Can you retype every record below exactly as written?

□ □ □

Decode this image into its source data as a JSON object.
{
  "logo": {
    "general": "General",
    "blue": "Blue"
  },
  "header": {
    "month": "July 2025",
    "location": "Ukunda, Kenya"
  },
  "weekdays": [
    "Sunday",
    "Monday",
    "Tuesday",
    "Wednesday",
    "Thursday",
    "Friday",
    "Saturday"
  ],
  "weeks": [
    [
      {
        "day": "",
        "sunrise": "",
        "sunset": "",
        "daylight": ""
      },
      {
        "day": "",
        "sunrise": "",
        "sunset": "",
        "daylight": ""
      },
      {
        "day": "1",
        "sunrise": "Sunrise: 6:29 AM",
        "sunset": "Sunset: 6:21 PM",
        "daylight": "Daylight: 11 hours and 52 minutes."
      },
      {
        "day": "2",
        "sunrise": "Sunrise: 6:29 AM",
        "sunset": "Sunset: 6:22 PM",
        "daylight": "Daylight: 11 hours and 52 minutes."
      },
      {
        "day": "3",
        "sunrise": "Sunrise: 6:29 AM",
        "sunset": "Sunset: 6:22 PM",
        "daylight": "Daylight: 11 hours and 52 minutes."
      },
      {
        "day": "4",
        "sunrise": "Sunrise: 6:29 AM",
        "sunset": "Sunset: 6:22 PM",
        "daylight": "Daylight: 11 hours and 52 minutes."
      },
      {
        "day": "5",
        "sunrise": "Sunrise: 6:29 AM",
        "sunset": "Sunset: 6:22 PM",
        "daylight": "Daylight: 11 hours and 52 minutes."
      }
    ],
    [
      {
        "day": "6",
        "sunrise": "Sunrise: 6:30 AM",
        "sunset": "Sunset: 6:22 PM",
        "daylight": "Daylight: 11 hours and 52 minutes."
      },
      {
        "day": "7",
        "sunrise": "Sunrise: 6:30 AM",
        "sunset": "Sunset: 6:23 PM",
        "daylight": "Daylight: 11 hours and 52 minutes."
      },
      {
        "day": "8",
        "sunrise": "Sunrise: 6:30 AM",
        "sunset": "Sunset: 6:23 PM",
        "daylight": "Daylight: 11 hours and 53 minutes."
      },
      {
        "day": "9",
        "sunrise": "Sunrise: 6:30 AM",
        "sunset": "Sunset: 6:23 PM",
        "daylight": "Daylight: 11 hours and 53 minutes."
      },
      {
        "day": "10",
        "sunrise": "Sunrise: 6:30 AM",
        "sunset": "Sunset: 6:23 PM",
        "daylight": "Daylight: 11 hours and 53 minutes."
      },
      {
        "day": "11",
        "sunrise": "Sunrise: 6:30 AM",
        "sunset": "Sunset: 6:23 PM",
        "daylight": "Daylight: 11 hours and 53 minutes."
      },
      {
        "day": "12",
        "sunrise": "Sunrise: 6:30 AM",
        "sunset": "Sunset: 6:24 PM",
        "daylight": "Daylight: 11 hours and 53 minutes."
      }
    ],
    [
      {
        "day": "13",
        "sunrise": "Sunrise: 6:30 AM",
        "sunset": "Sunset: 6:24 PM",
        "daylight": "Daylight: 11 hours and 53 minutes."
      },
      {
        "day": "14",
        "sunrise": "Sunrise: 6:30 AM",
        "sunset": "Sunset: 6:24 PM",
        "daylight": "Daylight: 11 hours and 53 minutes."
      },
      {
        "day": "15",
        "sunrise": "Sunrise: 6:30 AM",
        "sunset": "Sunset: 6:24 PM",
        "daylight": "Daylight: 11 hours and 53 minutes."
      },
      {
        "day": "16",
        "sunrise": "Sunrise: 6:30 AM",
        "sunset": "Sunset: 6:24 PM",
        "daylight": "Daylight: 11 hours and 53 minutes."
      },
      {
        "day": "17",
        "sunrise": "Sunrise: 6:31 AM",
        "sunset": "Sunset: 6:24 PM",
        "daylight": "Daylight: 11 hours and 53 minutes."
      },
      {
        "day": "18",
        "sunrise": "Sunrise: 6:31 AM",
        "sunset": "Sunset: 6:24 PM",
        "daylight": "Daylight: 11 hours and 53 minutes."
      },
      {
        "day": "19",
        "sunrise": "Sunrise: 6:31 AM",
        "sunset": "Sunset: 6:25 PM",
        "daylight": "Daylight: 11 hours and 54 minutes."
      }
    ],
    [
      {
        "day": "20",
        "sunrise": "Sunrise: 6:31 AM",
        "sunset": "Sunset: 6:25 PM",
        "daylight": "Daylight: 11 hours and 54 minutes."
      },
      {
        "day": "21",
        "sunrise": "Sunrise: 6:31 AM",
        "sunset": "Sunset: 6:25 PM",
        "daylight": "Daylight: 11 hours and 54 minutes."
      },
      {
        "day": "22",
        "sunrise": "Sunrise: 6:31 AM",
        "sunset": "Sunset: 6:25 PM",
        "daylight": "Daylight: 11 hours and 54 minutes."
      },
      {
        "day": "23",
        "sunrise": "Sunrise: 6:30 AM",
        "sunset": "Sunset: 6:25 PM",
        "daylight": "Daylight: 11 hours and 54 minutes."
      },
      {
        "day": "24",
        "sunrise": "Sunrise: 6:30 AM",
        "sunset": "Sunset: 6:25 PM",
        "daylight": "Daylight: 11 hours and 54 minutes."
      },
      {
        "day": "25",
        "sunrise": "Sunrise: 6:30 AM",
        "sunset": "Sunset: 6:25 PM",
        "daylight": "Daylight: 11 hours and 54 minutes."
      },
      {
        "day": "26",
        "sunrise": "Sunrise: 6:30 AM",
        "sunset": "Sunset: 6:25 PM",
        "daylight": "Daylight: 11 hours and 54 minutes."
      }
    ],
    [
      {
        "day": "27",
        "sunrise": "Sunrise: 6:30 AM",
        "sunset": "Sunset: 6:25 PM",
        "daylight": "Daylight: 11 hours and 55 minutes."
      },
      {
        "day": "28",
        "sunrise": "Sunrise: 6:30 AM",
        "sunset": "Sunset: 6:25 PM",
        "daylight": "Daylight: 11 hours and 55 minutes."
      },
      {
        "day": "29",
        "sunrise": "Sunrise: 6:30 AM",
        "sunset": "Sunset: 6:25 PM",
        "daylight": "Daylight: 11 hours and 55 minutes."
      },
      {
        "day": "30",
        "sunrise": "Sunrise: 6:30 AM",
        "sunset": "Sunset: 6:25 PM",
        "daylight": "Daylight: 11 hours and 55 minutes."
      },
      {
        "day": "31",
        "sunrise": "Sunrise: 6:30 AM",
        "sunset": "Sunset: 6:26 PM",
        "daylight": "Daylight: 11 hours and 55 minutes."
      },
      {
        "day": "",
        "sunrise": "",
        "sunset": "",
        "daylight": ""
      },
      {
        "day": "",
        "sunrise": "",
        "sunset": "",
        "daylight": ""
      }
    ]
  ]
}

□ □ □

* _Correct answer_
Decode this image into its source data as a JSON object.
{
  "logo": {
    "general": "General",
    "blue": "Blue"
  },
  "header": {
    "month": "July 2025",
    "location": "Ukunda, Kenya"
  },
  "weekdays": [
    "Sunday",
    "Monday",
    "Tuesday",
    "Wednesday",
    "Thursday",
    "Friday",
    "Saturday"
  ],
  "weeks": [
    [
      {
        "day": "",
        "sunrise": "",
        "sunset": "",
        "daylight": ""
      },
      {
        "day": "",
        "sunrise": "",
        "sunset": "",
        "daylight": ""
      },
      {
        "day": "1",
        "sunrise": "Sunrise: 6:29 AM",
        "sunset": "Sunset: 6:21 PM",
        "daylight": "Daylight: 11 hours and 52 minutes."
      },
      {
        "day": "2",
        "sunrise": "Sunrise: 6:29 AM",
        "sunset": "Sunset: 6:22 PM",
        "daylight": "Daylight: 11 hours and 52 minutes."
      },
      {
        "day": "3",
        "sunrise": "Sunrise: 6:29 AM",
        "sunset": "Sunset: 6:22 PM",
        "daylight": "Daylight: 11 hours and 52 minutes."
      },
      {
        "day": "4",
        "sunrise": "Sunrise: 6:29 AM",
        "sunset": "Sunset: 6:22 PM",
        "daylight": "Daylight: 11 hours and 52 minutes."
      },
      {
        "day": "5",
        "sunrise": "Sunrise: 6:29 AM",
        "sunset": "Sunset: 6:22 PM",
        "daylight": "Daylight: 11 hours and 52 minutes."
      }
    ],
    [
      {
        "day": "6",
        "sunrise": "Sunrise: 6:30 AM",
        "sunset": "Sunset: 6:22 PM",
        "daylight": "Daylight: 11 hours and 52 minutes."
      },
      {
        "day": "7",
        "sunrise": "Sunrise: 6:30 AM",
        "sunset": "Sunset: 6:23 PM",
        "daylight": "Daylight: 11 hours and 52 minutes."
      },
      {
        "day": "8",
        "sunrise": "Sunrise: 6:30 AM",
        "sunset": "Sunset: 6:23 PM",
        "daylight": "Daylight: 11 hours and 53 minutes."
      },
      {
        "day": "9",
        "sunrise": "Sunrise: 6:30 AM",
        "sunset": "Sunset: 6:23 PM",
        "daylight": "Daylight: 11 hours and 53 minutes."
      },
      {
        "day": "10",
        "sunrise": "Sunrise: 6:30 AM",
        "sunset": "Sunset: 6:23 PM",
        "daylight": "Daylight: 11 hours and 53 minutes."
      },
      {
        "day": "11",
        "sunrise": "Sunrise: 6:30 AM",
        "sunset": "Sunset: 6:23 PM",
        "daylight": "Daylight: 11 hours and 53 minutes."
      },
      {
        "day": "12",
        "sunrise": "Sunrise: 6:30 AM",
        "sunset": "Sunset: 6:24 PM",
        "daylight": "Daylight: 11 hours and 53 minutes."
      }
    ],
    [
      {
        "day": "13",
        "sunrise": "Sunrise: 6:30 AM",
        "sunset": "Sunset: 6:24 PM",
        "daylight": "Daylight: 11 hours and 53 minutes."
      },
      {
        "day": "14",
        "sunrise": "Sunrise: 6:30 AM",
        "sunset": "Sunset: 6:24 PM",
        "daylight": "Daylight: 11 hours and 53 minutes."
      },
      {
        "day": "15",
        "sunrise": "Sunrise: 6:30 AM",
        "sunset": "Sunset: 6:24 PM",
        "daylight": "Daylight: 11 hours and 53 minutes."
      },
      {
        "day": "16",
        "sunrise": "Sunrise: 6:30 AM",
        "sunset": "Sunset: 6:24 PM",
        "daylight": "Daylight: 11 hours and 53 minutes."
      },
      {
        "day": "17",
        "sunrise": "Sunrise: 6:31 AM",
        "sunset": "Sunset: 6:24 PM",
        "daylight": "Daylight: 11 hours and 53 minutes."
      },
      {
        "day": "18",
        "sunrise": "Sunrise: 6:31 AM",
        "sunset": "Sunset: 6:24 PM",
        "daylight": "Daylight: 11 hours and 53 minutes."
      },
      {
        "day": "19",
        "sunrise": "Sunrise: 6:31 AM",
        "sunset": "Sunset: 6:25 PM",
        "daylight": "Daylight: 11 hours and 54 minutes."
      }
    ],
    [
      {
        "day": "20",
        "sunrise": "Sunrise: 6:31 AM",
        "sunset": "Sunset: 6:25 PM",
        "daylight": "Daylight: 11 hours and 54 minutes."
      },
      {
        "day": "21",
        "sunrise": "Sunrise: 6:31 AM",
        "sunset": "Sunset: 6:25 PM",
        "daylight": "Daylight: 11 hours and 54 minutes."
      },
      {
        "day": "22",
        "sunrise": "Sunrise: 6:31 AM",
        "sunset": "Sunset: 6:25 PM",
        "daylight": "Daylight: 11 hours and 54 minutes."
      },
      {
        "day": "23",
        "sunrise": "Sunrise: 6:30 AM",
        "sunset": "Sunset: 6:25 PM",
        "daylight": "Daylight: 11 hours and 54 minutes."
      },
      {
        "day": "24",
        "sunrise": "Sunrise: 6:30 AM",
        "sunset": "Sunset: 6:25 PM",
        "daylight": "Daylight: 11 hours and 54 minutes."
      },
      {
        "day": "25",
        "sunrise": "Sunrise: 6:30 AM",
        "sunset": "Sunset: 6:25 PM",
        "daylight": "Daylight: 11 hours and 54 minutes."
      },
      {
        "day": "26",
        "sunrise": "Sunrise: 6:30 AM",
        "sunset": "Sunset: 6:25 PM",
        "daylight": "Daylight: 11 hours and 54 minutes."
      }
    ],
    [
      {
        "day": "27",
        "sunrise": "Sunrise: 6:30 AM",
        "sunset": "Sunset: 6:25 PM",
        "daylight": "Daylight: 11 hours and 55 minutes."
      },
      {
        "day": "28",
        "sunrise": "Sunrise: 6:30 AM",
        "sunset": "Sunset: 6:25 PM",
        "daylight": "Daylight: 11 hours and 55 minutes."
      },
      {
        "day": "29",
        "sunrise": "Sunrise: 6:30 AM",
        "sunset": "Sunset: 6:25 PM",
        "daylight": "Daylight: 11 hours and 55 minutes."
      },
      {
        "day": "30",
        "sunrise": "Sunrise: 6:30 AM",
        "sunset": "Sunset: 6:25 PM",
        "daylight": "Daylight: 11 hours and 55 minutes."
      },
      {
        "day": "31",
        "sunrise": "Sunrise: 6:30 AM",
        "sunset": "Sunset: 6:26 PM",
        "daylight": "Daylight: 11 hours and 55 minutes."
      },
      {
        "day": "",
        "sunrise": "",
        "sunset": "",
        "daylight": ""
      },
      {
        "day": "",
        "sunrise": "",
        "sunset": "",
        "daylight": ""
      }
    ]
  ]
}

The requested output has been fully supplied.